Your task → Check every line below for the word "Windows" and give only the number of lines where it appears.

Recorded information →
--- START ---

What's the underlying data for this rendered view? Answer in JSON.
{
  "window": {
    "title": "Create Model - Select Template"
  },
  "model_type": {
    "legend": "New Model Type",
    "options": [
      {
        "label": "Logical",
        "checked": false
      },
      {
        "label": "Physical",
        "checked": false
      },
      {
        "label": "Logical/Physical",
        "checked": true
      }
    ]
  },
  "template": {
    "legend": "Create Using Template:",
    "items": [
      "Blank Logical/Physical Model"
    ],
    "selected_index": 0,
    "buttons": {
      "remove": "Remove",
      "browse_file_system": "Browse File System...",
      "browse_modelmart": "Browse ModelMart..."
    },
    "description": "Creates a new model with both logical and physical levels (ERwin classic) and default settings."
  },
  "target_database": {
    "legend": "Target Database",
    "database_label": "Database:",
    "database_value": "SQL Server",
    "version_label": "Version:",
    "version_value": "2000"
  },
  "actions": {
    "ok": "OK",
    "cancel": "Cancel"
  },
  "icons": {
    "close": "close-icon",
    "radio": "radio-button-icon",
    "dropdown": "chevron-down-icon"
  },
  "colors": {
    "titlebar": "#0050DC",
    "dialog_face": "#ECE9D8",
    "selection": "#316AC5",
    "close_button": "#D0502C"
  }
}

--- END ---
--- START ---

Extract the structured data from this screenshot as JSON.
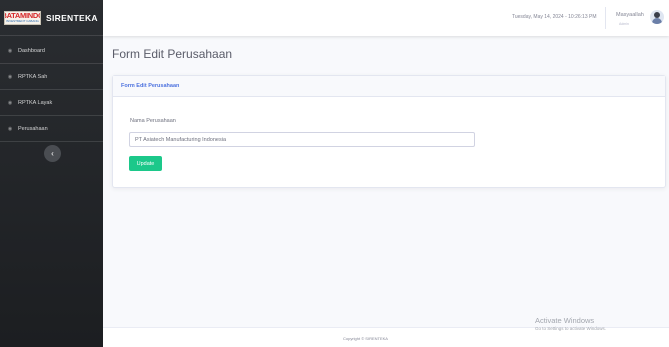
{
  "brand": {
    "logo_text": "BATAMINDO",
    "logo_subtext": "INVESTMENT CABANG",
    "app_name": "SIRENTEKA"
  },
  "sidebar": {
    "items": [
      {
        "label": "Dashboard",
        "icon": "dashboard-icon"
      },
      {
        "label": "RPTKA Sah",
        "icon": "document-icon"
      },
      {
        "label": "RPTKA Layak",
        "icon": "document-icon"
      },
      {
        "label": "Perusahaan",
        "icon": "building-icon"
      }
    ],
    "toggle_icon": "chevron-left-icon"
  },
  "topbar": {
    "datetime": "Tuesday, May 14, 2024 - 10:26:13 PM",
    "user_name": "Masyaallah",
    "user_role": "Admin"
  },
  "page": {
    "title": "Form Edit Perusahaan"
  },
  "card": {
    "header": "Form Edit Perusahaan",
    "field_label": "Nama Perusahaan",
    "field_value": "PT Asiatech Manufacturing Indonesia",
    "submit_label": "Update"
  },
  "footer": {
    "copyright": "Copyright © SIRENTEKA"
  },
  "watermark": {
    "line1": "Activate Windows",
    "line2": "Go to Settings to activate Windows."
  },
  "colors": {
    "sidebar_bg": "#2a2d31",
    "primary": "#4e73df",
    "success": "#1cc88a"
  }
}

--- END ---
--- START ---

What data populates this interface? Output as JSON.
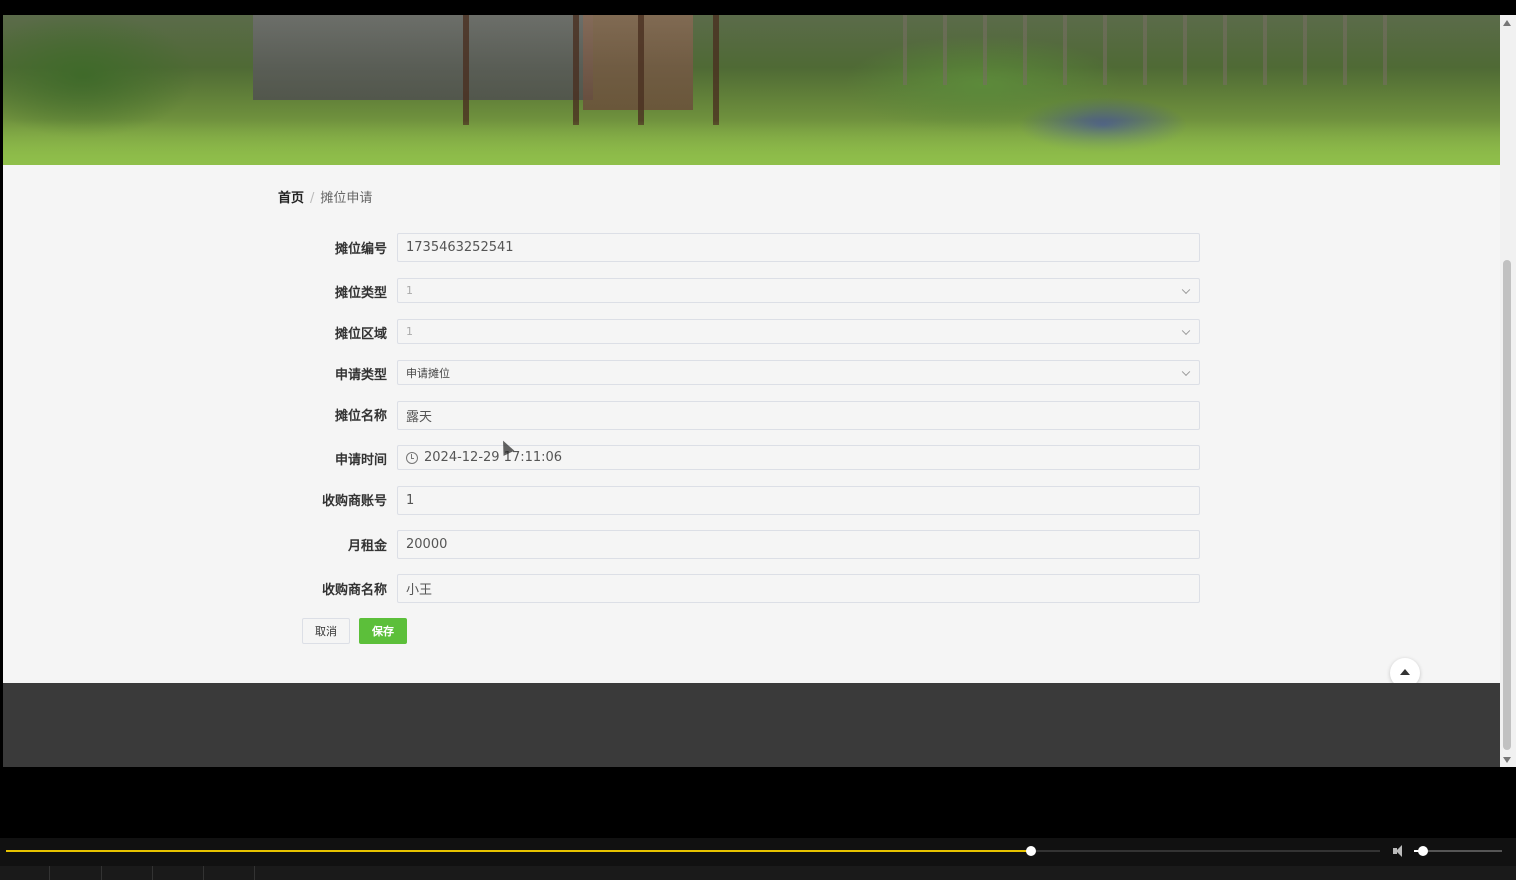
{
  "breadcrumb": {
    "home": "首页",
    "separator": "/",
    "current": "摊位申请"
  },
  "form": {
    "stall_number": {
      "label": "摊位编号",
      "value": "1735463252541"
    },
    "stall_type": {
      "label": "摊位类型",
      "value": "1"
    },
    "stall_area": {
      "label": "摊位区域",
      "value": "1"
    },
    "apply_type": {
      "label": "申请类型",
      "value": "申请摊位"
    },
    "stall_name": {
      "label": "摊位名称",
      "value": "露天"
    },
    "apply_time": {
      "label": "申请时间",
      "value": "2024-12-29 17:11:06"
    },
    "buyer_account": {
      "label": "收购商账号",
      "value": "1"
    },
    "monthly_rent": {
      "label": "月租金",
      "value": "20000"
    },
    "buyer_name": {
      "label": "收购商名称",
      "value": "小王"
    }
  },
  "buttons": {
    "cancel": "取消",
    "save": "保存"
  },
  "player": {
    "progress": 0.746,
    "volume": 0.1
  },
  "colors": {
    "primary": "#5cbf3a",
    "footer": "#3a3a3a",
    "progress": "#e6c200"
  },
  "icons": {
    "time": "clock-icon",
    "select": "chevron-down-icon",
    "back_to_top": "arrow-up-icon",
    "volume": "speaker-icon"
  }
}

--- END ---

Result of this exercise → 2